══ Materials provided

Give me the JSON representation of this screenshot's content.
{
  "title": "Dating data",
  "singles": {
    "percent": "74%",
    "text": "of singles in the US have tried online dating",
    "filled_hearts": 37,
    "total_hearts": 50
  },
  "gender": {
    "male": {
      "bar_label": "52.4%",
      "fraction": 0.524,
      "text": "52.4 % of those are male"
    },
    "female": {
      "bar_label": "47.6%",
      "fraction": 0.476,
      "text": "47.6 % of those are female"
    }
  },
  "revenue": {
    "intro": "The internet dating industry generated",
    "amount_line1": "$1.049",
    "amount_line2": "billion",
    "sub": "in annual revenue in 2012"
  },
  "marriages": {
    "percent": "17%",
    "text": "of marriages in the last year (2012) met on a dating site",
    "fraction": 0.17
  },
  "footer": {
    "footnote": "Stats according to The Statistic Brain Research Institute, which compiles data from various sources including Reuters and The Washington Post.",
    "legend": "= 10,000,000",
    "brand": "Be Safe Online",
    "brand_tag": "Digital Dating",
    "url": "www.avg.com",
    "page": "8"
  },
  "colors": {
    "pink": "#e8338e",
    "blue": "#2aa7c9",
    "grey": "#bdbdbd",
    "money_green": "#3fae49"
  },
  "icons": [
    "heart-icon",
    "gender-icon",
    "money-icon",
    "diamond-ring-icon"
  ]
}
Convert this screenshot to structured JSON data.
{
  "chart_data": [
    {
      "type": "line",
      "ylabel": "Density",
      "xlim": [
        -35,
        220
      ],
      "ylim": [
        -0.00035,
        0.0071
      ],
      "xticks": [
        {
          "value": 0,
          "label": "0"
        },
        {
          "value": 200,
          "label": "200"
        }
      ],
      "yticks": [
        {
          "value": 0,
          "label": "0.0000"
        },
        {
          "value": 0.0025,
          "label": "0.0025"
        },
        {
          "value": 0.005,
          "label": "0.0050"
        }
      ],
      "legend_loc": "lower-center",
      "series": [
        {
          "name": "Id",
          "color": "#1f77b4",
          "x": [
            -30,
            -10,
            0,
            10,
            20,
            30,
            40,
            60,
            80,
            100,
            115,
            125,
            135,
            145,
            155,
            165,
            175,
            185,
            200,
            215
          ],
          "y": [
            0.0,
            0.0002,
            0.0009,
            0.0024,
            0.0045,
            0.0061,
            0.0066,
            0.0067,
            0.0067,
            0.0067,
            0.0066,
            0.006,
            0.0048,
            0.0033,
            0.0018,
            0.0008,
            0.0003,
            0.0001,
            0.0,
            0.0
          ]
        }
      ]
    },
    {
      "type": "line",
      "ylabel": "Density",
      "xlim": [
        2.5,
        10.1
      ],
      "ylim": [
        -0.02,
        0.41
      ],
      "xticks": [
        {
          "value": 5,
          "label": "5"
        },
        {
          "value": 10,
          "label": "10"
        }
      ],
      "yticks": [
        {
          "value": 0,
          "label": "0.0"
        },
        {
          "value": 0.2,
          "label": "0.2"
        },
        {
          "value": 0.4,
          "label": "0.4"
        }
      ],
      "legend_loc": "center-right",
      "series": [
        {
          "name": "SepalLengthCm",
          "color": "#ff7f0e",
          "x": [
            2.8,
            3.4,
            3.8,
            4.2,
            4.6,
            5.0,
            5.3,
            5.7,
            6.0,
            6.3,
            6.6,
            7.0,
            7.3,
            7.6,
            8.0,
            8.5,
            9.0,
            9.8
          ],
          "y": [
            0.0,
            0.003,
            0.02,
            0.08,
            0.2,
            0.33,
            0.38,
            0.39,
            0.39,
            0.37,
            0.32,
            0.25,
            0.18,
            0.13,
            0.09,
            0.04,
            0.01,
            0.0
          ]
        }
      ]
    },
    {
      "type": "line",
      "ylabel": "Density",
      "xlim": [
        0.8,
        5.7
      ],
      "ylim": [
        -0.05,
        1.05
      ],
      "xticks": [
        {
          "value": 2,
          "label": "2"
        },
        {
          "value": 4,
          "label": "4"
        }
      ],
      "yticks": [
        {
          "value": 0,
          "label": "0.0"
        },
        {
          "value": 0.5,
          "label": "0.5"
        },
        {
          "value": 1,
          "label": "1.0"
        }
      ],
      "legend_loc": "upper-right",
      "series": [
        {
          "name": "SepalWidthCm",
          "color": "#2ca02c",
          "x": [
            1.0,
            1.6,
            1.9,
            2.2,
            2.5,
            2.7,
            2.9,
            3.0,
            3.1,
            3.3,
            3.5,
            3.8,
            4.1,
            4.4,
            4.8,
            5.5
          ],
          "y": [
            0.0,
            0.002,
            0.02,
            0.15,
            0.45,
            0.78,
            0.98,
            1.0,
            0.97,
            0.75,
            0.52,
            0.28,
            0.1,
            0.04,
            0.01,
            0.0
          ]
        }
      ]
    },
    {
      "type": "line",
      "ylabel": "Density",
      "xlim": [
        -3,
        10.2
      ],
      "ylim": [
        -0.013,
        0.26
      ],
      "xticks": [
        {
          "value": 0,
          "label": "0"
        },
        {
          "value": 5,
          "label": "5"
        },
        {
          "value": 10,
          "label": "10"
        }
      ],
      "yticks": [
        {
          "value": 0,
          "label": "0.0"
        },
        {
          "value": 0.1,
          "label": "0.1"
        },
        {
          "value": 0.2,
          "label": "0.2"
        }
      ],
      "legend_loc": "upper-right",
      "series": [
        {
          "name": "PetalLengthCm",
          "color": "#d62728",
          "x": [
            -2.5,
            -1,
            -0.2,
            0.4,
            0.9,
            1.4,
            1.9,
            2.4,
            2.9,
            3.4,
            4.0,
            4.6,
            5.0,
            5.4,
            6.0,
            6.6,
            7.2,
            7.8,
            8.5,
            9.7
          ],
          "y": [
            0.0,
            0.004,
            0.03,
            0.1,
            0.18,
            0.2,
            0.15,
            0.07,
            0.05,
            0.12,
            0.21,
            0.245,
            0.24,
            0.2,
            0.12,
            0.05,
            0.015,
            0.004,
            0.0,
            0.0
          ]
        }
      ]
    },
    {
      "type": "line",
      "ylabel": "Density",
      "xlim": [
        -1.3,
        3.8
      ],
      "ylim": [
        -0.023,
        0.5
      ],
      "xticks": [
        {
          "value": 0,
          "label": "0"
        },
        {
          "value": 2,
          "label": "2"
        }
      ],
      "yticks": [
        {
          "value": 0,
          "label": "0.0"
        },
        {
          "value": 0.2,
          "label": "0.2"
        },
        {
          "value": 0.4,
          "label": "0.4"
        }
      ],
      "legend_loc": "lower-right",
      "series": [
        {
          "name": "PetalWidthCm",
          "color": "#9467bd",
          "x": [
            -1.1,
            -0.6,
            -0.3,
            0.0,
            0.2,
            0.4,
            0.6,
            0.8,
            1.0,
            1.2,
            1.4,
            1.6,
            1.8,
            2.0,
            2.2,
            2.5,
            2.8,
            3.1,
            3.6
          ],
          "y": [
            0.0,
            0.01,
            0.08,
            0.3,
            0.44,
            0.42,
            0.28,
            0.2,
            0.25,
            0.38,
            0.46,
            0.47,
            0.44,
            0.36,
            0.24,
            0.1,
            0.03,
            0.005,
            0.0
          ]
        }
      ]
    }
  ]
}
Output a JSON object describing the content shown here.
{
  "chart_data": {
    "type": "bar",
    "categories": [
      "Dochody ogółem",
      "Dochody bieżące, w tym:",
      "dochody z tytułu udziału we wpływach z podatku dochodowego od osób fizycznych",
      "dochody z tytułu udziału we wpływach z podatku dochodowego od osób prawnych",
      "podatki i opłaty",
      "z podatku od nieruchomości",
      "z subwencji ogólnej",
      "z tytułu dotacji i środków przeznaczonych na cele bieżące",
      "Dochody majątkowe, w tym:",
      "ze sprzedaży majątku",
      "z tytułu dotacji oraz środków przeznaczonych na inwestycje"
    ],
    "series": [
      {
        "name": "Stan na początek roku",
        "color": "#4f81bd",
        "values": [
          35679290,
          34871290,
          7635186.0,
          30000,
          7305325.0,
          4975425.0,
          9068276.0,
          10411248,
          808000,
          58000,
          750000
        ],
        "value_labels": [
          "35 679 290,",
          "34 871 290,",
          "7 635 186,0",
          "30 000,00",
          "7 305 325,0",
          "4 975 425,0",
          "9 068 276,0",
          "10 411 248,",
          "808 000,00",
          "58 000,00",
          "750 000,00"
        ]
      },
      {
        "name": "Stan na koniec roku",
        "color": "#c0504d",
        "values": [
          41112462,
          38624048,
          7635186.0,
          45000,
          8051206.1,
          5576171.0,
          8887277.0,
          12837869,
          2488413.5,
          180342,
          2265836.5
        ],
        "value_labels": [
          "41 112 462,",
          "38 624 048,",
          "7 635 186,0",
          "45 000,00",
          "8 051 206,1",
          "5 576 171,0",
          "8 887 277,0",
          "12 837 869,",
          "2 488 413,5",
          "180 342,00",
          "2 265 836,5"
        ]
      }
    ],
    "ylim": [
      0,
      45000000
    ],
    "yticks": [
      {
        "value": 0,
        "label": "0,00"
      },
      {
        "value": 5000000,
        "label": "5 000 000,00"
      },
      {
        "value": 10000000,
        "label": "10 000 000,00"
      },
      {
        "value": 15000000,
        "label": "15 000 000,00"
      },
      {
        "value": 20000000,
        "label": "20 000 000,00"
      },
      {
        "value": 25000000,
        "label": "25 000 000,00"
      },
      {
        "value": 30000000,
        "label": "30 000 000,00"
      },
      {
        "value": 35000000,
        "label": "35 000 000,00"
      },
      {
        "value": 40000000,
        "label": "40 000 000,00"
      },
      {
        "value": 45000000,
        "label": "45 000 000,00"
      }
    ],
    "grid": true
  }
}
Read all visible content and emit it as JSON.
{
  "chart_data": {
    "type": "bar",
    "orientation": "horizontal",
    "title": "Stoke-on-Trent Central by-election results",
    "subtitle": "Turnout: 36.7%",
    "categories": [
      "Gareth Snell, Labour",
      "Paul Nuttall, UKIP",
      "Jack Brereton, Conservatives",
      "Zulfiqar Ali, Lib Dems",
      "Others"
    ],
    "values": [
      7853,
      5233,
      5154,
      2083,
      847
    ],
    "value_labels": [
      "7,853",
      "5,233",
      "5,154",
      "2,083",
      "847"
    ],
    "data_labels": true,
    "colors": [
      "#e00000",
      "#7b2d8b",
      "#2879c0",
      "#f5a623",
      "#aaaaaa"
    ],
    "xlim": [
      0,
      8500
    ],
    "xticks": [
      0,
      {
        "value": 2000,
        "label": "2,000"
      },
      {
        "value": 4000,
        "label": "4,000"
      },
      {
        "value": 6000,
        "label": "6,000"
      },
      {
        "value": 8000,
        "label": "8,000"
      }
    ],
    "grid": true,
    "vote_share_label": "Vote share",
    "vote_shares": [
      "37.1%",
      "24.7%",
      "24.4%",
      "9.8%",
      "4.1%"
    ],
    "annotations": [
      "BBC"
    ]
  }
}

════

- Exercise brief -
Show all lines from the data above in which the word "fraction" appears.

- Reply to the exercise -
      "fraction": 0.524,
      "fraction": 0.476,
    "fraction": 0.17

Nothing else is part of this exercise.